[Records drawn from a data collection]
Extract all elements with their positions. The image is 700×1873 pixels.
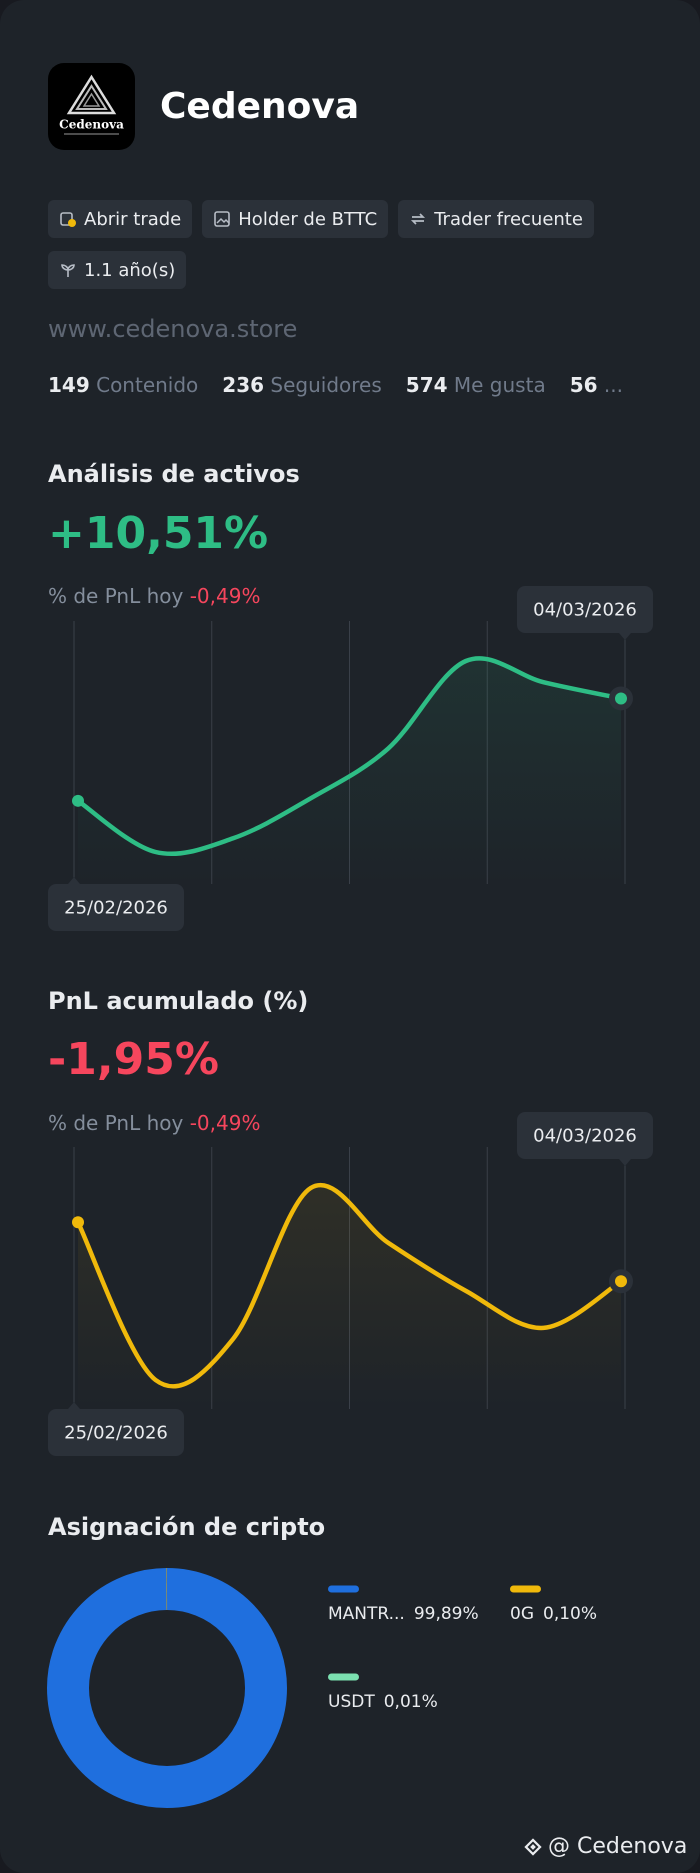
tooltip-box <box>48 1409 184 1456</box>
stat-value: 236 <box>222 373 265 397</box>
tag: 1.1 año(s) <box>48 251 187 289</box>
headline: +10,51% <box>48 508 269 559</box>
watermark-icon <box>524 1838 542 1856</box>
legend-value: 0,10% <box>543 1604 597 1624</box>
stat-value: 149 <box>48 373 90 397</box>
legend-swatch <box>510 1585 541 1593</box>
tooltip-pointer <box>68 877 80 884</box>
legend-swatch <box>328 1585 359 1593</box>
headline: -1,95% <box>48 1034 219 1085</box>
sub-value: -0,49% <box>189 584 261 608</box>
legend-name: 0G <box>510 1604 534 1624</box>
tooltip-box <box>517 1112 653 1159</box>
line <box>75 656 624 857</box>
stat[interactable]: 574 Me gusta <box>406 373 546 397</box>
tag: Holder de BTTC <box>202 200 389 238</box>
stat-label: ... <box>603 373 623 397</box>
watermark: @ Cedenova <box>548 1834 687 1859</box>
tooltip-box <box>48 884 184 931</box>
stat[interactable]: 236 Seguidores <box>222 373 381 397</box>
sub-label: % de PnL hoy <box>48 584 184 608</box>
tag-icon <box>411 213 426 225</box>
stats: 149 Contenido 236 Seguidores 574 Me gusta 5… <box>48 373 652 397</box>
sub-line: % de PnL hoy -0,49% <box>48 1111 260 1135</box>
stat[interactable]: 56 ... <box>570 373 623 397</box>
section-title: PnL acumulado (%) <box>48 987 309 1015</box>
stat-label: Contenido <box>96 373 199 397</box>
tooltip-date: 25/02/2026 <box>64 898 168 919</box>
stat-label: Me gusta <box>453 373 546 397</box>
tag-label: Trader frecuente <box>434 208 583 230</box>
section-title: Análisis de activos <box>48 460 300 488</box>
legend-name: MANTR... <box>328 1604 405 1624</box>
avatar: Cedenova <box>48 63 135 150</box>
stat[interactable]: 149 Contenido <box>48 373 198 397</box>
tag: Abrir trade <box>48 200 193 238</box>
tooltip-date: 04/03/2026 <box>533 600 637 621</box>
tooltip-date: 04/03/2026 <box>533 1126 637 1147</box>
tooltip-box <box>517 586 653 633</box>
legend-swatch <box>328 1673 359 1681</box>
stat-value: 574 <box>405 373 448 397</box>
line <box>75 1183 624 1389</box>
stat-label: Seguidores <box>270 373 382 397</box>
sub-line: % de PnL hoy -0,49% <box>48 584 260 608</box>
tag-label: Abrir trade <box>84 208 182 230</box>
sub-value: -0,49% <box>189 1111 261 1135</box>
tag-list: Abrir trade Holder de BTTC Trader frecuent… <box>48 200 652 289</box>
tag: Trader frecuente <box>398 200 594 238</box>
tag-icon <box>60 212 76 227</box>
point <box>615 1275 627 1288</box>
legend-name: USDT <box>328 1692 375 1712</box>
tag-icon <box>61 264 75 277</box>
tag-label: 1.1 año(s) <box>84 259 176 281</box>
point <box>72 794 84 807</box>
legend-value: 0,01% <box>384 1692 438 1712</box>
logo-text: Cedenova <box>59 118 124 132</box>
tooltip-pointer <box>68 1402 80 1409</box>
tooltip-pointer <box>619 633 631 640</box>
tag-label: Holder de BTTC <box>238 208 378 230</box>
sub-label: % de PnL hoy <box>48 1111 184 1135</box>
donut-segment <box>47 1568 287 1808</box>
profile-name: Cedenova <box>160 86 360 127</box>
stat-value: 56 <box>569 373 598 397</box>
tooltip-pointer <box>619 1159 631 1166</box>
section-title: Asignación de cripto <box>48 1513 326 1541</box>
point <box>615 692 627 705</box>
legend-value: 99,89% <box>414 1604 479 1624</box>
tag-icon <box>214 211 231 227</box>
point <box>72 1216 84 1229</box>
website[interactable]: www.cedenova.store <box>48 315 298 343</box>
tooltip-date: 25/02/2026 <box>64 1423 168 1444</box>
line-area <box>78 1185 621 1409</box>
line-area <box>78 658 621 884</box>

- **Set exercise**:
Write out again, unchanged, the lines of the listing starting at the line that contains "tooltip-box <box>48 1409 184 1456</box>" and ending at the line that contains "legend-name: 0G <box>510 1604 534 1624</box>", with both of those lines included.

- **Exercise solution**:
tooltip-box <box>48 1409 184 1456</box>
stat-value: 236 <box>222 373 265 397</box>
tag: 1.1 año(s) <box>48 251 187 289</box>
headline: +10,51% <box>48 508 269 559</box>
watermark-icon <box>524 1838 542 1856</box>
legend-value: 0,10% <box>543 1604 597 1624</box>
stat-value: 149 <box>48 373 90 397</box>
legend-swatch <box>510 1585 541 1593</box>
tooltip-pointer <box>68 877 80 884</box>
legend-swatch <box>328 1585 359 1593</box>
headline: -1,95% <box>48 1034 219 1085</box>
sub-value: -0,49% <box>189 584 261 608</box>
legend-name: 0G <box>510 1604 534 1624</box>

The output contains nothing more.